⟨

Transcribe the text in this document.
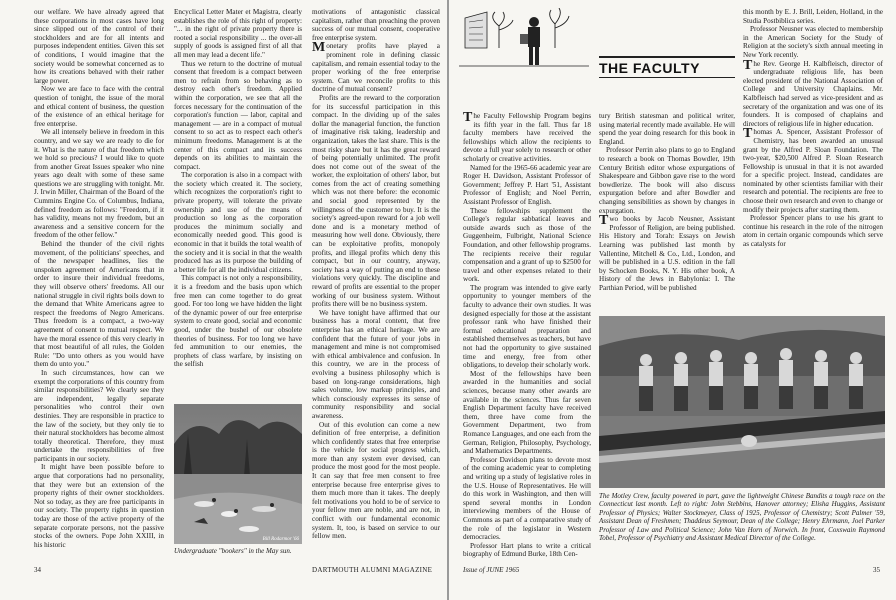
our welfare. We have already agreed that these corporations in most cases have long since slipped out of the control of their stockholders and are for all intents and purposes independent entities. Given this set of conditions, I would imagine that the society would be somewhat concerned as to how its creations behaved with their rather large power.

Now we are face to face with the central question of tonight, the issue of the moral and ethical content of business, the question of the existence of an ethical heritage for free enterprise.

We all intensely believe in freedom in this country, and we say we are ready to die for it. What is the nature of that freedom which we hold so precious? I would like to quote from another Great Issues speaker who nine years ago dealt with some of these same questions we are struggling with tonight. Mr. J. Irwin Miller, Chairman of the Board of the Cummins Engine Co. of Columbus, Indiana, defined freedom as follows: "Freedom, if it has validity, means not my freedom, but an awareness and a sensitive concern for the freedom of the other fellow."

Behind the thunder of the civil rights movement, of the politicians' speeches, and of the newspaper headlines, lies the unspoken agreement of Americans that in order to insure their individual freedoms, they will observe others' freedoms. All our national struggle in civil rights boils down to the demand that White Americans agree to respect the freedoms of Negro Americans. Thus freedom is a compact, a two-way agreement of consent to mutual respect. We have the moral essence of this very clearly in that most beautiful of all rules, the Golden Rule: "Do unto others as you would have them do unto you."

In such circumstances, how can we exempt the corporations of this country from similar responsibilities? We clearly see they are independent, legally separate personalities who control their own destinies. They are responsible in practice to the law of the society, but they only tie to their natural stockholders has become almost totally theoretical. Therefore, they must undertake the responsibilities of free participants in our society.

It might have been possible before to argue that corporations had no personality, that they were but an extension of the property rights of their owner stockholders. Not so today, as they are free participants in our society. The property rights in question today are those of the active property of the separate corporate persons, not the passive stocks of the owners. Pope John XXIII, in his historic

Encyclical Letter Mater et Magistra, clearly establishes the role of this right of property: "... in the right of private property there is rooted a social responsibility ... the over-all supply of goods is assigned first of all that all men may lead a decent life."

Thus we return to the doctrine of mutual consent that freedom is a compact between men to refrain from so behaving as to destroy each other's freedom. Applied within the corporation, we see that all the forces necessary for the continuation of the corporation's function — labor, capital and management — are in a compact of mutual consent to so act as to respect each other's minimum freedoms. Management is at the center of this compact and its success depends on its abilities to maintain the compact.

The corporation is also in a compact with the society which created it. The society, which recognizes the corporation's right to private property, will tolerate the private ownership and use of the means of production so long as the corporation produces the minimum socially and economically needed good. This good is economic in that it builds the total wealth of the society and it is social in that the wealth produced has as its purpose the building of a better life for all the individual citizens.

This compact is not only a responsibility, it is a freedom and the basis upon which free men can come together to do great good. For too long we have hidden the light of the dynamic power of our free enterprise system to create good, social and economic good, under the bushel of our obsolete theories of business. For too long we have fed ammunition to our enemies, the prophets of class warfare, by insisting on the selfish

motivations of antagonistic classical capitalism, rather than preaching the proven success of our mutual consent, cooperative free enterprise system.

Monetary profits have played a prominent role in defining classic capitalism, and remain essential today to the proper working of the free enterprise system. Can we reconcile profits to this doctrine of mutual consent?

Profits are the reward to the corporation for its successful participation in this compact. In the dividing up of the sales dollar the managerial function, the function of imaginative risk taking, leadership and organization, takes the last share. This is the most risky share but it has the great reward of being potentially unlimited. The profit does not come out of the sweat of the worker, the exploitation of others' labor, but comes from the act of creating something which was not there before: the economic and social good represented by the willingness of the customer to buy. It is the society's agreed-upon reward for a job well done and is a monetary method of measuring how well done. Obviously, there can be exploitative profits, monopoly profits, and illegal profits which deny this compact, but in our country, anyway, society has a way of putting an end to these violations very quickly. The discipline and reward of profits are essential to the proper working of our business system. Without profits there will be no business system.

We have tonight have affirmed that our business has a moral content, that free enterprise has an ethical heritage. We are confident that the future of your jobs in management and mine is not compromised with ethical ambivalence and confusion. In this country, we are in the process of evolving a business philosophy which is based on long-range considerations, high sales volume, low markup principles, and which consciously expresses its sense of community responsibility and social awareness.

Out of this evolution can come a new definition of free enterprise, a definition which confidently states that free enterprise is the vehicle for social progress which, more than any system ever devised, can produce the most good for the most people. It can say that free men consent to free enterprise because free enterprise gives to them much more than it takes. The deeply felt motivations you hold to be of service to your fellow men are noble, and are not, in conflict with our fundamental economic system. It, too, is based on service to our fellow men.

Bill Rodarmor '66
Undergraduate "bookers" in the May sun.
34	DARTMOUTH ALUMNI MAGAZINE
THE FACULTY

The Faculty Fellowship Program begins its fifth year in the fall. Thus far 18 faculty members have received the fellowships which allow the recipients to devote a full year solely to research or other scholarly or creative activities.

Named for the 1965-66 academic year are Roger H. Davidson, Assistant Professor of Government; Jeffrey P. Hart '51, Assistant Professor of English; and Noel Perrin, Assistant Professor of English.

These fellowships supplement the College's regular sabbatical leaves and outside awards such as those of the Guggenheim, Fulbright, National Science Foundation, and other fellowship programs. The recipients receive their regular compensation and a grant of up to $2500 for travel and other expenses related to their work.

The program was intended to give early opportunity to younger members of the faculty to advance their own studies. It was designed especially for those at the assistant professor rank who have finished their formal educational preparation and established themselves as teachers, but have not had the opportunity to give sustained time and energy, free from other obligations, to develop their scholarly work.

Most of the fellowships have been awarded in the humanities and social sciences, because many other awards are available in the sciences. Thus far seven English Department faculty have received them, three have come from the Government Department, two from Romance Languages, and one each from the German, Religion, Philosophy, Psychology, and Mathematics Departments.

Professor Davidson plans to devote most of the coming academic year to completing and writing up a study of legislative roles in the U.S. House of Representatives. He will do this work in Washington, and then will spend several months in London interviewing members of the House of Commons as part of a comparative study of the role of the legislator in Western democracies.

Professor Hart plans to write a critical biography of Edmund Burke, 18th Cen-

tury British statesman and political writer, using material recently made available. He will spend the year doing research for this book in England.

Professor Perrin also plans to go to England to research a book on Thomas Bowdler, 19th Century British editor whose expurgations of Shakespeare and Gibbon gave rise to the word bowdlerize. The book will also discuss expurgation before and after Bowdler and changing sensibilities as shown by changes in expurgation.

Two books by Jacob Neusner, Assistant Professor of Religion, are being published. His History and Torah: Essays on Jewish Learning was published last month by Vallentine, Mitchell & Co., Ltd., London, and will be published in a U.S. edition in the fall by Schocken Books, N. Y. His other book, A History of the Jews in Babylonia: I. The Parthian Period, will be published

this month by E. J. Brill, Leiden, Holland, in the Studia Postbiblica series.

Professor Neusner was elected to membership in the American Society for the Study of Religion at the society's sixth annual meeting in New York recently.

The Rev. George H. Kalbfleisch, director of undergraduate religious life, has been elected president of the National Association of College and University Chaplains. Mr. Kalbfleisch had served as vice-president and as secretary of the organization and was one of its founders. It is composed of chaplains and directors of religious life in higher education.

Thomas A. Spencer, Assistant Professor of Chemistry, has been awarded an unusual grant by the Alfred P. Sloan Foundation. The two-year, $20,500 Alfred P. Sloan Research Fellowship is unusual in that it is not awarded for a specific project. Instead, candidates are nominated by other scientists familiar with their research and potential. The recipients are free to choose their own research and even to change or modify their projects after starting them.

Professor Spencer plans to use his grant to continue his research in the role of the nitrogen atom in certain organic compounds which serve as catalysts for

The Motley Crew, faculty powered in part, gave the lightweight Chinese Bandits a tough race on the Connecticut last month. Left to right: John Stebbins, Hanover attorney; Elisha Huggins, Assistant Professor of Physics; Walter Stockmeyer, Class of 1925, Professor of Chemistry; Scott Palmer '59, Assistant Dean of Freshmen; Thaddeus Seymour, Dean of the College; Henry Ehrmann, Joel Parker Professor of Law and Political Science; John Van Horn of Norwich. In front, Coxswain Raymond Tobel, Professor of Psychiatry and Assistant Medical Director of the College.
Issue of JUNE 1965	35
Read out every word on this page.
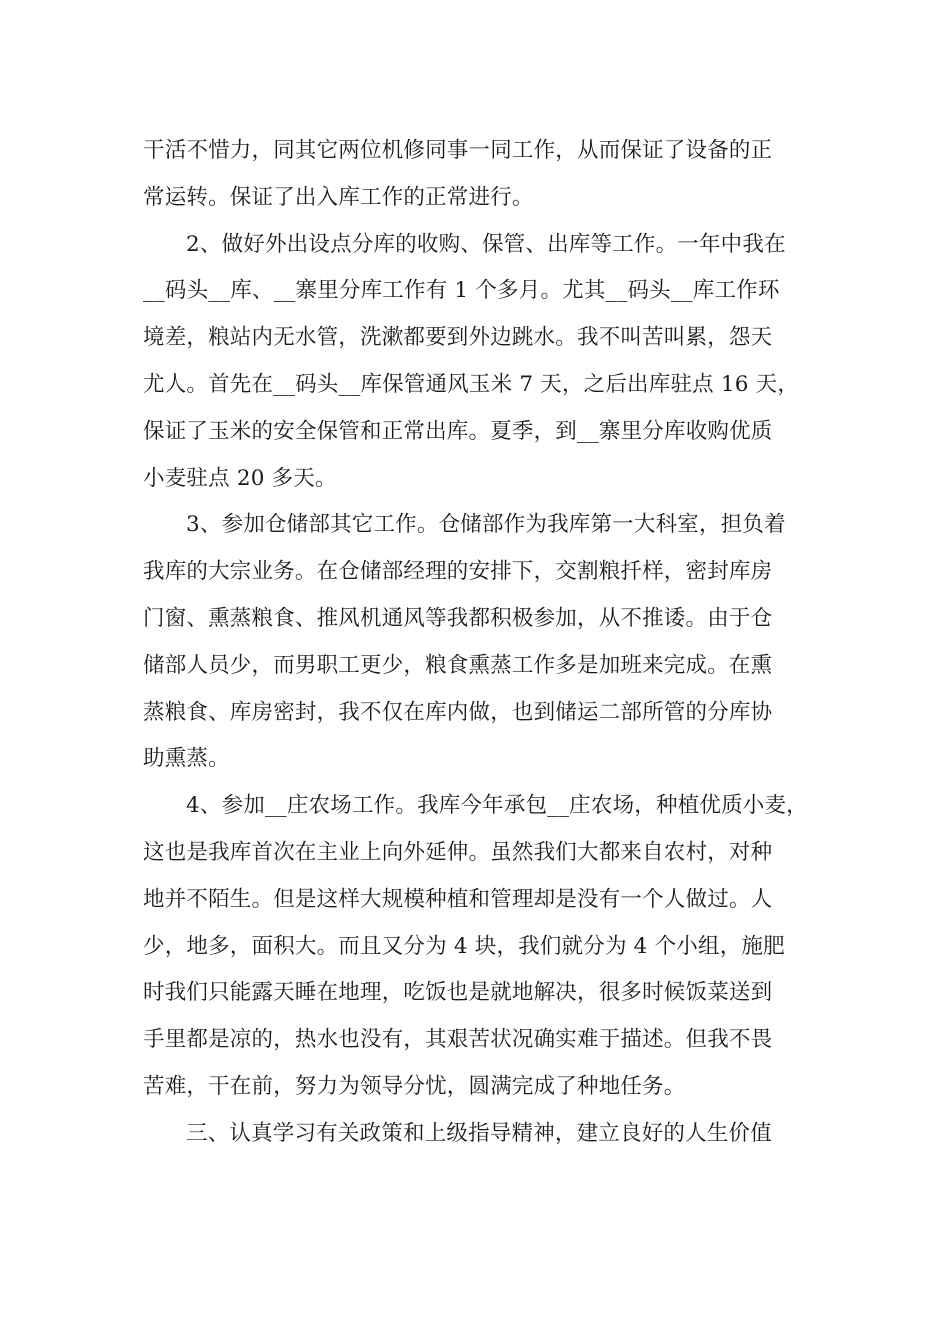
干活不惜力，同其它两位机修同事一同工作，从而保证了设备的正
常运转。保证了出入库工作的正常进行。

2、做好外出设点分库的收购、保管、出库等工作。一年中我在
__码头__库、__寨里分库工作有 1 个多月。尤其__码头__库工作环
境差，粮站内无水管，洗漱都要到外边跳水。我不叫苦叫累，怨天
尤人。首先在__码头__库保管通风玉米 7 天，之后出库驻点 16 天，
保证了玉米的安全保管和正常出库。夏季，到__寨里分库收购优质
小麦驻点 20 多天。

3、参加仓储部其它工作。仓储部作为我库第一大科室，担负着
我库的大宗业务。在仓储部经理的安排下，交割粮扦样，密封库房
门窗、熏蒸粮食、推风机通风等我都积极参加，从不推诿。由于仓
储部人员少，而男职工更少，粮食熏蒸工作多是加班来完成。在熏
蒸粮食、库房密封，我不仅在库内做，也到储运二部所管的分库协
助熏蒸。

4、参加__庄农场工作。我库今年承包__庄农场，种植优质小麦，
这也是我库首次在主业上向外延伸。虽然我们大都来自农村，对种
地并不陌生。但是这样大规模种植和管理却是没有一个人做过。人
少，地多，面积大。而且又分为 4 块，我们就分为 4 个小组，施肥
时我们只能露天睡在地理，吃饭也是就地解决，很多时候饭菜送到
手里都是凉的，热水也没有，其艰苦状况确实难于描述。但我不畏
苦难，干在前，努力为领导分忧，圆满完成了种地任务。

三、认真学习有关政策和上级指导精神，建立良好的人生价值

⟩

** Task **
Write down only how many lines in the listing contain the word "after".

** Solution **
2